━━━ Task input ━━━

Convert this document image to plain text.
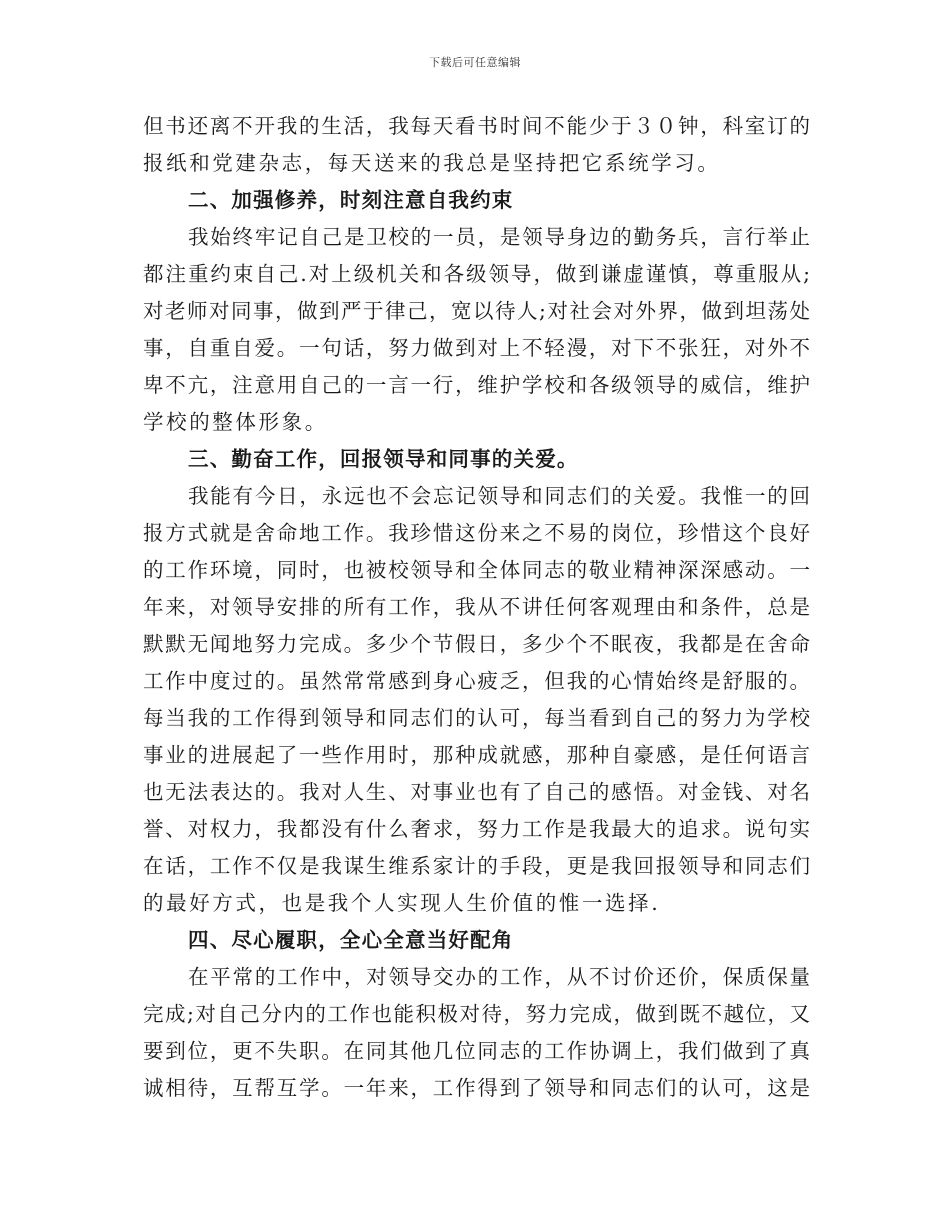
下载后可任意编辑
但书还离不开我的生活，我每天看书时间不能少于３０钟，科室订的
报纸和党建杂志，每天送来的我总是坚持把它系统学习。
二、加强修养，时刻注意自我约束
我始终牢记自己是卫校的一员，是领导身边的勤务兵，言行举止
都注重约束自己.对上级机关和各级领导，做到谦虚谨慎，尊重服从;
对老师对同事，做到严于律己，宽以待人;对社会对外界，做到坦荡处
事，自重自爱。一句话，努力做到对上不轻漫，对下不张狂，对外不
卑不亢，注意用自己的一言一行，维护学校和各级领导的威信，维护
学校的整体形象。
三、勤奋工作，回报领导和同事的关爱。
我能有今日，永远也不会忘记领导和同志们的关爱。我惟一的回
报方式就是舍命地工作。我珍惜这份来之不易的岗位，珍惜这个良好
的工作环境，同时，也被校领导和全体同志的敬业精神深深感动。一
年来，对领导安排的所有工作，我从不讲任何客观理由和条件，总是
默默无闻地努力完成。多少个节假日，多少个不眠夜，我都是在舍命
工作中度过的。虽然常常感到身心疲乏，但我的心情始终是舒服的。
每当我的工作得到领导和同志们的认可，每当看到自己的努力为学校
事业的进展起了一些作用时，那种成就感，那种自豪感，是任何语言
也无法表达的。我对人生、对事业也有了自己的感悟。对金钱、对名
誉、对权力，我都没有什么奢求，努力工作是我最大的追求。说句实
在话，工作不仅是我谋生维系家计的手段，更是我回报领导和同志们
的最好方式，也是我个人实现人生价值的惟一选择.
四、尽心履职，全心全意当好配角
在平常的工作中，对领导交办的工作，从不讨价还价，保质保量
完成;对自己分内的工作也能积极对待，努力完成，做到既不越位，又
要到位，更不失职。在同其他几位同志的工作协调上，我们做到了真
诚相待，互帮互学。一年来，工作得到了领导和同志们的认可，这是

━━━

- Set task -
All of the entries above should be copied exactly, except for the pictures.

- The completed task -
Convert this document image to plain text.
下载后可任意编辑
但书还离不开我的生活，我每天看书时间不能少于３０钟，科室订的
报纸和党建杂志，每天送来的我总是坚持把它系统学习。
二、加强修养，时刻注意自我约束
我始终牢记自己是卫校的一员，是领导身边的勤务兵，言行举止
都注重约束自己.对上级机关和各级领导，做到谦虚谨慎，尊重服从;
对老师对同事，做到严于律己，宽以待人;对社会对外界，做到坦荡处
事，自重自爱。一句话，努力做到对上不轻漫，对下不张狂，对外不
卑不亢，注意用自己的一言一行，维护学校和各级领导的威信，维护
学校的整体形象。
三、勤奋工作，回报领导和同事的关爱。
我能有今日，永远也不会忘记领导和同志们的关爱。我惟一的回
报方式就是舍命地工作。我珍惜这份来之不易的岗位，珍惜这个良好
的工作环境，同时，也被校领导和全体同志的敬业精神深深感动。一
年来，对领导安排的所有工作，我从不讲任何客观理由和条件，总是
默默无闻地努力完成。多少个节假日，多少个不眠夜，我都是在舍命
工作中度过的。虽然常常感到身心疲乏，但我的心情始终是舒服的。
每当我的工作得到领导和同志们的认可，每当看到自己的努力为学校
事业的进展起了一些作用时，那种成就感，那种自豪感，是任何语言
也无法表达的。我对人生、对事业也有了自己的感悟。对金钱、对名
誉、对权力，我都没有什么奢求，努力工作是我最大的追求。说句实
在话，工作不仅是我谋生维系家计的手段，更是我回报领导和同志们
的最好方式，也是我个人实现人生价值的惟一选择.
四、尽心履职，全心全意当好配角
在平常的工作中，对领导交办的工作，从不讨价还价，保质保量
完成;对自己分内的工作也能积极对待，努力完成，做到既不越位，又
要到位，更不失职。在同其他几位同志的工作协调上，我们做到了真
诚相待，互帮互学。一年来，工作得到了领导和同志们的认可，这是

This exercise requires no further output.